─── Provided entries

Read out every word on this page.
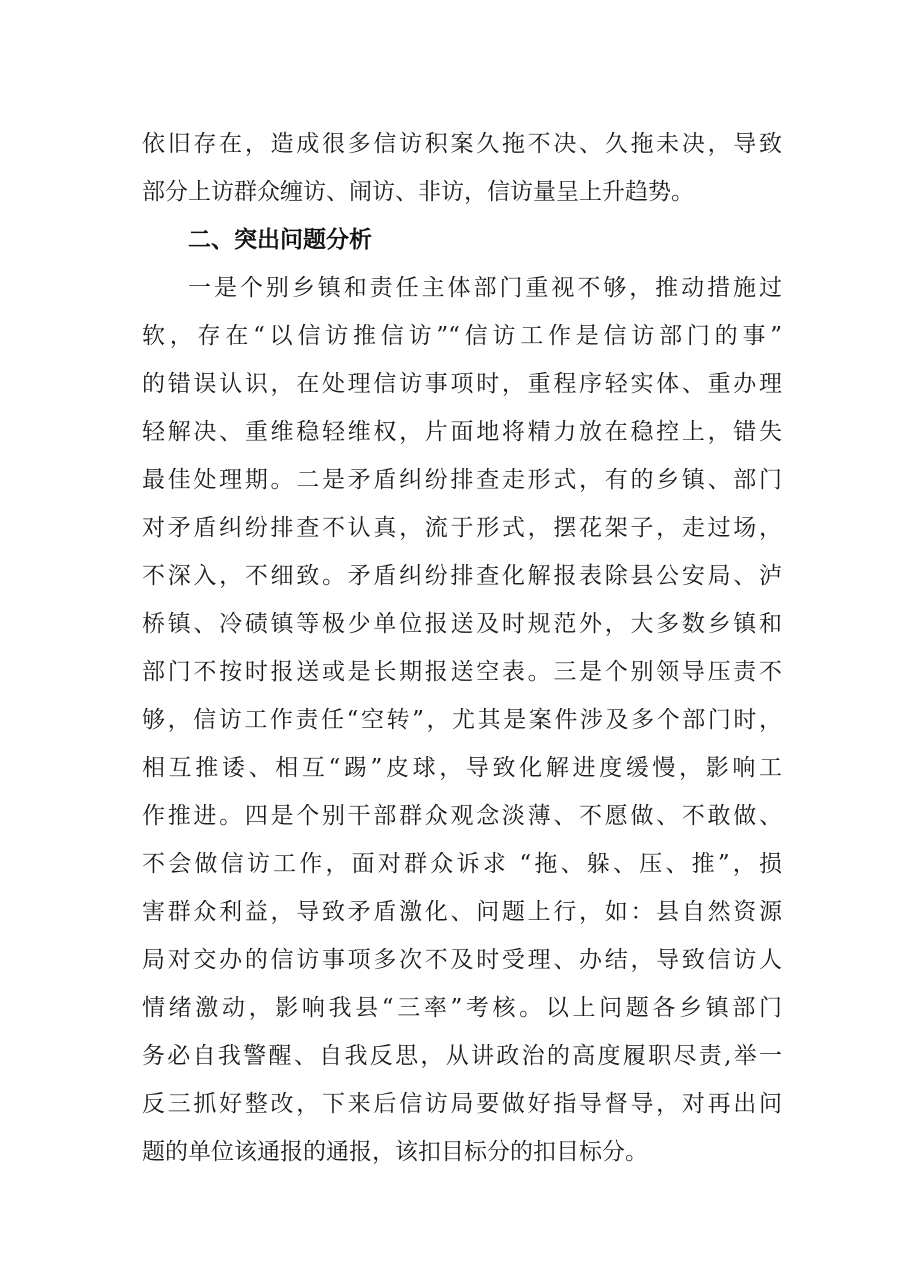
依旧存在，造成很多信访积案久拖不决、久拖未决，导致
部分上访群众缠访、闹访、非访，信访量呈上升趋势。
二、突出问题分析
一是个别乡镇和责任主体部门重视不够，推动措施过
软，存在“以信访推信访”“信访工作是信访部门的事”
的错误认识，在处理信访事项时，重程序轻实体、重办理
轻解决、重维稳轻维权，片面地将精力放在稳控上，错失
最佳处理期。二是矛盾纠纷排查走形式，有的乡镇、部门
对矛盾纠纷排查不认真，流于形式，摆花架子，走过场，
不深入，不细致。矛盾纠纷排查化解报表除县公安局、泸
桥镇、冷碛镇等极少单位报送及时规范外，大多数乡镇和
部门不按时报送或是长期报送空表。三是个别领导压责不
够，信访工作责任“空转”，尤其是案件涉及多个部门时，
相互推诿、相互“踢”皮球，导致化解进度缓慢，影响工
作推进。四是个别干部群众观念淡薄、不愿做、不敢做、
不会做信访工作，面对群众诉求 “拖、躲、压、推”，损
害群众利益，导致矛盾激化、问题上行，如：县自然资源
局对交办的信访事项多次不及时受理、办结，导致信访人
情绪激动，影响我县“三率”考核。以上问题各乡镇部门
务必自我警醒、自我反思，从讲政治的高度履职尽责,举一
反三抓好整改，下来后信访局要做好指导督导，对再出问
题的单位该通报的通报，该扣目标分的扣目标分。
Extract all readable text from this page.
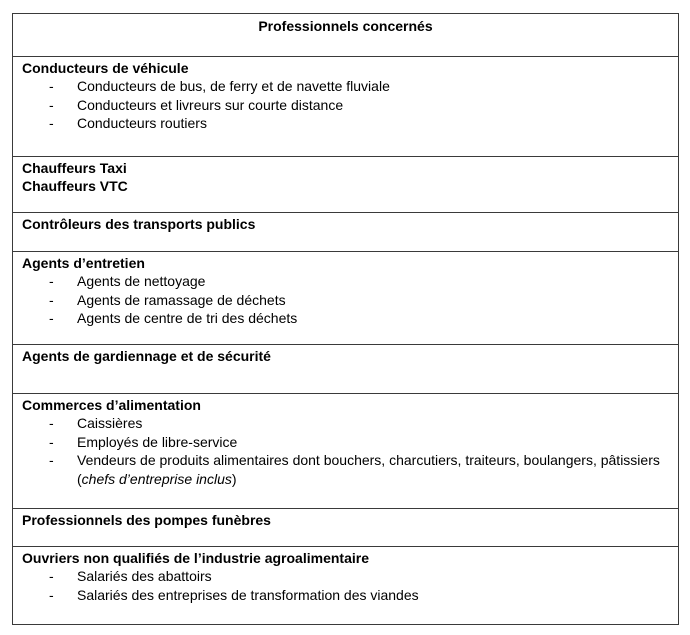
Professionnels concernés

Conducteurs de véhicule

- Conducteurs de bus, de ferry et de navette fluviale
- Conducteurs et livreurs sur courte distance
- Conducteurs routiers

Chauffeurs Taxi

Chauffeurs VTC

Contrôleurs des transports publics

Agents d’entretien

- Agents de nettoyage
- Agents de ramassage de déchets
- Agents de centre de tri des déchets

Agents de gardiennage et de sécurité

Commerces d’alimentation

- Caissières
- Employés de libre-service
- Vendeurs de produits alimentaires dont bouchers, charcutiers, traiteurs, boulangers, pâtissiers (chefs d’entreprise inclus)

Professionnels des pompes funèbres

Ouvriers non qualifiés de l’industrie agroalimentaire

- Salariés des abattoirs
- Salariés des entreprises de transformation des viandes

──────

Copy each line of the records that contains the word "Professionnels".

Professionnels concernés
Professionnels des pompes funèbres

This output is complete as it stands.